Aim of the exercise. Every line of the material that follows must be printed again exactly.

---- Records supplied

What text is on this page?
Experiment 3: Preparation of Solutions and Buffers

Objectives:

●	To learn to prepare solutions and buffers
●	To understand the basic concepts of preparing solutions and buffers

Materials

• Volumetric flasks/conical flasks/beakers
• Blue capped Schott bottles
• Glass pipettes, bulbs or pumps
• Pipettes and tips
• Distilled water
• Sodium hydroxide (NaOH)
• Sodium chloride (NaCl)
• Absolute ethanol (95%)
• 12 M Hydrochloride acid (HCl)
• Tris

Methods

--------

Correct result.
What text is on this page?
Experiment 3: Preparation of Solutions and Buffers

Objectives:

●	To learn to prepare solutions and buffers
●	To understand the basic concepts of preparing solutions and buffers

Materials

• Volumetric flasks/conical flasks/beakers
• Blue capped Schott bottles
• Glass pipettes, bulbs or pumps
• Pipettes and tips
• Distilled water
• Sodium hydroxide (NaOH)
• Sodium chloride (NaCl)
• Absolute ethanol (95%)
• 12 M Hydrochloride acid (HCl)
• Tris

Methods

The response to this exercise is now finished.